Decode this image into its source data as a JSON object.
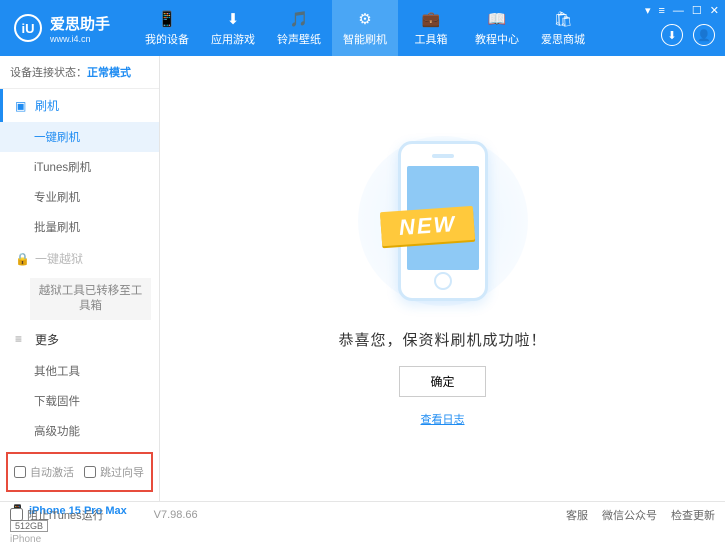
{
  "header": {
    "app_name": "爱思助手",
    "url": "www.i4.cn",
    "logo_letters": "iU",
    "nav": [
      {
        "label": "我的设备",
        "icon": "📱"
      },
      {
        "label": "应用游戏",
        "icon": "⬇"
      },
      {
        "label": "铃声壁纸",
        "icon": "🎵"
      },
      {
        "label": "智能刷机",
        "icon": "⚙",
        "active": true
      },
      {
        "label": "工具箱",
        "icon": "💼"
      },
      {
        "label": "教程中心",
        "icon": "📖"
      },
      {
        "label": "爱思商城",
        "icon": "🛍"
      }
    ]
  },
  "sidebar": {
    "status_label": "设备连接状态：",
    "status_value": "正常模式",
    "sections": {
      "flash": {
        "title": "刷机",
        "items": [
          "一键刷机",
          "iTunes刷机",
          "专业刷机",
          "批量刷机"
        ]
      },
      "jailbreak": {
        "title": "一键越狱",
        "note": "越狱工具已转移至工具箱"
      },
      "more": {
        "title": "更多",
        "items": [
          "其他工具",
          "下载固件",
          "高级功能"
        ]
      }
    },
    "checkboxes": {
      "auto_activate": "自动激活",
      "skip_guide": "跳过向导"
    },
    "device": {
      "name": "iPhone 15 Pro Max",
      "storage": "512GB",
      "type": "iPhone"
    }
  },
  "main": {
    "ribbon": "NEW",
    "success": "恭喜您，保资料刷机成功啦！",
    "ok": "确定",
    "log_link": "查看日志"
  },
  "footer": {
    "block_itunes": "阻止iTunes运行",
    "version": "V7.98.66",
    "links": [
      "客服",
      "微信公众号",
      "检查更新"
    ]
  }
}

→ INSTRUCTIONS TO FOLLOW
Transcribe the records above exactly as they appear, leaving out any pictures.

→ THE ANSWER
Decode this image into its source data as a JSON object.
{
  "header": {
    "app_name": "爱思助手",
    "url": "www.i4.cn",
    "logo_letters": "iU",
    "nav": [
      {
        "label": "我的设备",
        "icon": "📱"
      },
      {
        "label": "应用游戏",
        "icon": "⬇"
      },
      {
        "label": "铃声壁纸",
        "icon": "🎵"
      },
      {
        "label": "智能刷机",
        "icon": "⚙",
        "active": true
      },
      {
        "label": "工具箱",
        "icon": "💼"
      },
      {
        "label": "教程中心",
        "icon": "📖"
      },
      {
        "label": "爱思商城",
        "icon": "🛍"
      }
    ]
  },
  "sidebar": {
    "status_label": "设备连接状态：",
    "status_value": "正常模式",
    "sections": {
      "flash": {
        "title": "刷机",
        "items": [
          "一键刷机",
          "iTunes刷机",
          "专业刷机",
          "批量刷机"
        ]
      },
      "jailbreak": {
        "title": "一键越狱",
        "note": "越狱工具已转移至工具箱"
      },
      "more": {
        "title": "更多",
        "items": [
          "其他工具",
          "下载固件",
          "高级功能"
        ]
      }
    },
    "checkboxes": {
      "auto_activate": "自动激活",
      "skip_guide": "跳过向导"
    },
    "device": {
      "name": "iPhone 15 Pro Max",
      "storage": "512GB",
      "type": "iPhone"
    }
  },
  "main": {
    "ribbon": "NEW",
    "success": "恭喜您，保资料刷机成功啦！",
    "ok": "确定",
    "log_link": "查看日志"
  },
  "footer": {
    "block_itunes": "阻止iTunes运行",
    "version": "V7.98.66",
    "links": [
      "客服",
      "微信公众号",
      "检查更新"
    ]
  }
}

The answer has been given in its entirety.